[start DATA FOR THE TASK]

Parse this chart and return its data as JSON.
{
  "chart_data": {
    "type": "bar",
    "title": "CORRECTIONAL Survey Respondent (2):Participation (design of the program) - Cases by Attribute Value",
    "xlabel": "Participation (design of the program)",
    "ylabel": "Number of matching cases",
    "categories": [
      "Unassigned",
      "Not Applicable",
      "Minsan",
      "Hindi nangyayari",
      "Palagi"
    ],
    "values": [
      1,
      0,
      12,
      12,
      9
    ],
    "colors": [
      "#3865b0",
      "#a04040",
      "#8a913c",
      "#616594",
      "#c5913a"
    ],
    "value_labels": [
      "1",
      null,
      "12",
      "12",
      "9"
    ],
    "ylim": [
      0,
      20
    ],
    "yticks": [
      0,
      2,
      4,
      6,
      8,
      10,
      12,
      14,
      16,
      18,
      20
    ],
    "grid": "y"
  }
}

[end DATA FOR THE TASK]

- [TO DO] Quote the material exactly, leaving nothing out.

- [RIGHT ANSWER]
Parse this chart and return its data as JSON.
{
  "chart_data": {
    "type": "bar",
    "title": "CORRECTIONAL Survey Respondent (2):Participation (design of the program) - Cases by Attribute Value",
    "xlabel": "Participation (design of the program)",
    "ylabel": "Number of matching cases",
    "categories": [
      "Unassigned",
      "Not Applicable",
      "Minsan",
      "Hindi nangyayari",
      "Palagi"
    ],
    "values": [
      1,
      0,
      12,
      12,
      9
    ],
    "colors": [
      "#3865b0",
      "#a04040",
      "#8a913c",
      "#616594",
      "#c5913a"
    ],
    "value_labels": [
      "1",
      null,
      "12",
      "12",
      "9"
    ],
    "ylim": [
      0,
      20
    ],
    "yticks": [
      0,
      2,
      4,
      6,
      8,
      10,
      12,
      14,
      16,
      18,
      20
    ],
    "grid": "y"
  }
}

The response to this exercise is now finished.